Go through the data below. Pull out every line that has the word "aber".

>>>>

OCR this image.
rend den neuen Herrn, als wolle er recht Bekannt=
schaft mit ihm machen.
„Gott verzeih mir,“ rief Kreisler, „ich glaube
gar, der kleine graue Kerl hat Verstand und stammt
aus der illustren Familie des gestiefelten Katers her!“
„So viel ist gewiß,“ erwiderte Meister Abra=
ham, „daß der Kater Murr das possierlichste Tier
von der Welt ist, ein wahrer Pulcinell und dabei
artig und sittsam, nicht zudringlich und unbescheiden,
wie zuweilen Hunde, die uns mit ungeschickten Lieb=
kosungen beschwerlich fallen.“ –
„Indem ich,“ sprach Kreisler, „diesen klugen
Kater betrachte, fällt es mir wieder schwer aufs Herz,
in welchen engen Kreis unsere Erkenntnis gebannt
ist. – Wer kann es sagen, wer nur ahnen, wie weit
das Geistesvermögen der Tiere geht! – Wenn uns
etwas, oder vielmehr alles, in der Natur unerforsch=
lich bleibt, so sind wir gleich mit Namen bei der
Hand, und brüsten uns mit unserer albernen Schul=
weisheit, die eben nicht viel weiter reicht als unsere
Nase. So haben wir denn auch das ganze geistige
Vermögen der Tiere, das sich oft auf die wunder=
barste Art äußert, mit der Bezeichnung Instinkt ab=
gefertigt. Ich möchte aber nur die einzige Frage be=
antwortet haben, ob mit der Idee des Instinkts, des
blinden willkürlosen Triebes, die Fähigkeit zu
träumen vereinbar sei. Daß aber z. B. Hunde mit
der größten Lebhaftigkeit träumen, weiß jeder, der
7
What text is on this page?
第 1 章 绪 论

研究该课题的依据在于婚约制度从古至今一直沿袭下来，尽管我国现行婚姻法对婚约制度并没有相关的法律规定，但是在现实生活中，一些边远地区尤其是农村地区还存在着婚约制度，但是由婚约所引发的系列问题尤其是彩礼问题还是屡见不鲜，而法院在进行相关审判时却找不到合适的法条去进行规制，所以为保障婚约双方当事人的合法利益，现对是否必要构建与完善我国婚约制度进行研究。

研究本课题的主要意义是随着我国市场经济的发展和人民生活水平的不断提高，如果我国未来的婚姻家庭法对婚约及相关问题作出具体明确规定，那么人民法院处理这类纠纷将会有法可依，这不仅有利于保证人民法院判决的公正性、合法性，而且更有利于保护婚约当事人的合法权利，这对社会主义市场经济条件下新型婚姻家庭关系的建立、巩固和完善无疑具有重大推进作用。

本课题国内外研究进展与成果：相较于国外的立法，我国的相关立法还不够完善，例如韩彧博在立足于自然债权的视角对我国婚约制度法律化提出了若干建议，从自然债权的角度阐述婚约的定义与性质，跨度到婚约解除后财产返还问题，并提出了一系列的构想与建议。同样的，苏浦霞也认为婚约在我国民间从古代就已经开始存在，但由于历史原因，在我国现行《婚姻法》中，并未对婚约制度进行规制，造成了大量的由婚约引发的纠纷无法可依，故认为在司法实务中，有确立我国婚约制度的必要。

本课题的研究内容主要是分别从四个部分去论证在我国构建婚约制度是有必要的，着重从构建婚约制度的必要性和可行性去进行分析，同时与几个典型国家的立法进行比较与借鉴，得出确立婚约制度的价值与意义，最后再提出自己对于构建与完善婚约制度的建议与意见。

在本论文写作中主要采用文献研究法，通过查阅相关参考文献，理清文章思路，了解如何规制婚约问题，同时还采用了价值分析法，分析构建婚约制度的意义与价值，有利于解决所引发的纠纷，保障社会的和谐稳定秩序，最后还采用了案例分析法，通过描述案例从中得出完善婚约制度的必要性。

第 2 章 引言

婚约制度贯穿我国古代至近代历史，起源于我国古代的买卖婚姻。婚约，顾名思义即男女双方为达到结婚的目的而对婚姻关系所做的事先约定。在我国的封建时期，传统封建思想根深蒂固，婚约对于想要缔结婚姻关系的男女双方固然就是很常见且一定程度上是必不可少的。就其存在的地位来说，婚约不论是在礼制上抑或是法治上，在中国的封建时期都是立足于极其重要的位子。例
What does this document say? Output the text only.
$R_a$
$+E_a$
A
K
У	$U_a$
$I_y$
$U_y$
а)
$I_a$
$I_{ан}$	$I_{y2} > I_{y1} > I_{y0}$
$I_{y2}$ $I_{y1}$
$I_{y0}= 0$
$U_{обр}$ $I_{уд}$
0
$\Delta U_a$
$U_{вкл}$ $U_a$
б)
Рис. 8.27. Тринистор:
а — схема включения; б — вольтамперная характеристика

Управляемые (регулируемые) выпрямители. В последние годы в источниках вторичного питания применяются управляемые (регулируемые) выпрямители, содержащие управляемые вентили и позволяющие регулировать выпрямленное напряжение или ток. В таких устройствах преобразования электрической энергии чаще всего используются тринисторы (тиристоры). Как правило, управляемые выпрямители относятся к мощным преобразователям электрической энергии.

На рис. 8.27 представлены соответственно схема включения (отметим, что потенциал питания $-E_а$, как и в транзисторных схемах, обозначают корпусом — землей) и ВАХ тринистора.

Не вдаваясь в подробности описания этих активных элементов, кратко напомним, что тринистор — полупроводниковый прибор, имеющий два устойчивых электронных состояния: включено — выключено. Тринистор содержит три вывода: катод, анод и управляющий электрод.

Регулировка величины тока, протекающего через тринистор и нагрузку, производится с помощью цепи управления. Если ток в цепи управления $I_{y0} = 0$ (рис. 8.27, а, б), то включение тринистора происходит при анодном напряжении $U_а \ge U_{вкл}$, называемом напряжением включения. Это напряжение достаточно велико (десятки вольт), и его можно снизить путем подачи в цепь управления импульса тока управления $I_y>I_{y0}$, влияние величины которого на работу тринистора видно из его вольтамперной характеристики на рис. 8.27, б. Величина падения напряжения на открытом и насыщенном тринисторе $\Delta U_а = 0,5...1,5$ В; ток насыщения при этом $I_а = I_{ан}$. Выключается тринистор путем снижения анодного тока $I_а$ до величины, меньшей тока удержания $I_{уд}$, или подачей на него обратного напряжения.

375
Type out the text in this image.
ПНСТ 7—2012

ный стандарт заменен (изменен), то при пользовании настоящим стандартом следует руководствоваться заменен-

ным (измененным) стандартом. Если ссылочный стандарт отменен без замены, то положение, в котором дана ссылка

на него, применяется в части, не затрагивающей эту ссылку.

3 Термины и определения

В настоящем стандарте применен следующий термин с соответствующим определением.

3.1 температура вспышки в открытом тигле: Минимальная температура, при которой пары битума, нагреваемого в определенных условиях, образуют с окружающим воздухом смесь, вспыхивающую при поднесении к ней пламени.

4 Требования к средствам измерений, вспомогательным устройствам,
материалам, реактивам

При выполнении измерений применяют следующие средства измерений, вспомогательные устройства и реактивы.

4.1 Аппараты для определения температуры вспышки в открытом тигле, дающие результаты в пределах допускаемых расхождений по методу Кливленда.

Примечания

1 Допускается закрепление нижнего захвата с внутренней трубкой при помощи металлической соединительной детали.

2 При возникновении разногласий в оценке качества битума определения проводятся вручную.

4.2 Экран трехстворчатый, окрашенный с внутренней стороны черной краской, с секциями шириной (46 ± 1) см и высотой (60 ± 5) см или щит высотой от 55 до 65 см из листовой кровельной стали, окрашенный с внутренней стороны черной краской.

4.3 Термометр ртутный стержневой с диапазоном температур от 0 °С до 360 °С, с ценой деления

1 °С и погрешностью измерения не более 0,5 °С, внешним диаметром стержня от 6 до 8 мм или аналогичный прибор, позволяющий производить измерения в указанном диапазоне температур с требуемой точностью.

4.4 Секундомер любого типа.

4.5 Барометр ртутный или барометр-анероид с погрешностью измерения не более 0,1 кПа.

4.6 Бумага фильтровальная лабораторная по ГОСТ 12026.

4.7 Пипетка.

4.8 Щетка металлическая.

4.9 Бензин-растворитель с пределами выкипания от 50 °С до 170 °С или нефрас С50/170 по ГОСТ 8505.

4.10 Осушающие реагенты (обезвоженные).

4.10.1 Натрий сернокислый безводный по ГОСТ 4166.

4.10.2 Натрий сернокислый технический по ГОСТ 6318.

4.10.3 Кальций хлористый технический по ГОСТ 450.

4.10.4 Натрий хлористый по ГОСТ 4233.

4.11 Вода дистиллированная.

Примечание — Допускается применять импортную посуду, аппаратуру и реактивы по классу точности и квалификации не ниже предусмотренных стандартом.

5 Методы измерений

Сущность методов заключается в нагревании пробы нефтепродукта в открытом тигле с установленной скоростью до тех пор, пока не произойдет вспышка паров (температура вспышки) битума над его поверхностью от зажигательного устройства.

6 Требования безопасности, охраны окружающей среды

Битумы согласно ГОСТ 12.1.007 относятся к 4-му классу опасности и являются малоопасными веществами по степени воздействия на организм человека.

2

<<<<

**Answer to this exercise:**
gefertigt. Ich möchte aber nur die einzige Frage be=
träumen vereinbar sei. Daß aber z. B. Hunde mit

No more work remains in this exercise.